> Set task:
Look for the string "Chen" in the lines and copy each line that has it.
Start of Data extract
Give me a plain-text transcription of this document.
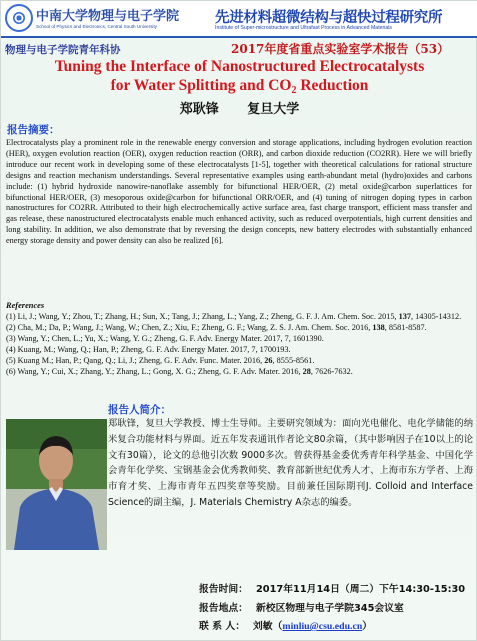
中南大学物理与电子学院
School of Physics and Electronics, Central South University
先进材料超微结构与超快过程研究所
Institute of Super-microstructure and Ultrafast Process in Advanced Materials
物理与电子学院青年科协	2017年度省重点实验室学术报告（53）
Tuning the Interface of Nanostructured Electrocatalysts
for Water Splitting and $CO_2$ Reduction
郑耿锋 复旦大学
报告摘要：

Electrocatalysts play a prominent role in the renewable energy conversion and storage applications, including hydrogen evolution reaction (HER), oxygen evolution reaction (OER), oxygen reduction reaction (ORR), and carbon dioxide reduction (CO2RR). Here we will briefly introduce our recent work in developing some of these electrocatalysts [1-5], together with theoretical calculations for rational structure designs and reaction mechanism understandings. Several representative examples using earth-abundant metal (hydro)oxides and carbons include: (1) hybrid hydroxide nanowire-nanoflake assembly for bifunctional HER/OER, (2) metal oxide@carbon superlattices for bifunctional HER/OER, (3) mesoporous oxide@carbon for bifunctional ORR/OER, and (4) tuning of nitrogen doping types in carbon nanostructures for CO2RR. Attributed to their high electrochemically active surface area, fast charge transport, efficient mass transfer and gas release, these nanostructured electrocatalysts enable much enhanced activity, such as reduced overpotentials, high current densities and long stability. In addition, we also demonstrate that by reversing the design concepts, new battery electrodes with substantially enhanced energy storage density and power density can also be realized [6].

References
(1) Li, J.; Wang, Y.; Zhou, T.; Zhang, H.; Sun, X.; Tang, J.; Zhang, L.; Yang, Z.; Zheng, G. F. J. Am. Chem. Soc. 2015, 137, 14305-14312.
(2) Cha, M.; Da, P.; Wang, J.; Wang, W.; Chen, Z.; Xiu, F.; Zheng, G. F.; Wang, Z. S. J. Am. Chem. Soc. 2016, 138, 8581-8587.
(3) Wang, Y.; Chen, L.; Yu, X.; Wang, Y. G.; Zheng, G. F. Adv. Energy Mater. 2017, 7, 1601390.
(4) Kuang, M.; Wang, Q.; Han, P.; Zheng, G. F. Adv. Energy Mater. 2017, 7, 1700193.
(5) Kuang M.; Han, P.; Qang, Q.; Li, J.; Zheng, G. F. Adv. Func. Mater. 2016, 26, 8555-8561.
(6) Wang, Y.; Cui, X.; Zhang, Y.; Zhang, L.; Gong, X. G.; Zheng, G. F. Adv. Mater. 2016, 28, 7626-7632.
报告人简介：

郑耿锋，复旦大学教授、博士生导师。主要研究领域为：面向光电催化、电化学储能的纳米复合功能材料与界面。近五年发表通讯作者论文80余篇，（其中影响因子在10以上的论文有30篇），论文的总他引次数 9000多次。曾获得基金委优秀青年科学基金、中国化学会青年化学奖、宝钢基金会优秀教师奖、教育部新世纪优秀人才、上海市东方学者、上海市育才奖、上海市青年五四奖章等奖励。目前兼任国际期刊J. Colloid and Interface Science的副主编，J. Materials Chemistry A杂志的编委。

报告时间： 2017年11月14日（周二）下午14:30-15:30
报告地点： 新校区物理与电子学院345会议室
联 系 人： 刘敏（minliu@csu.edu.cn）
End of Data extract
> Result:
(2) Cha, M.; Da, P.; Wang, J.; Wang, W.; Chen, Z.; Xiu, F.; Zheng, G. F.; Wang, Z. S. J. Am. Chem. Soc. 2016, 138, 8581-8587.
(3) Wang, Y.; Chen, L.; Yu, X.; Wang, Y. G.; Zheng, G. F. Adv. Energy Mater. 2017, 7, 1601390.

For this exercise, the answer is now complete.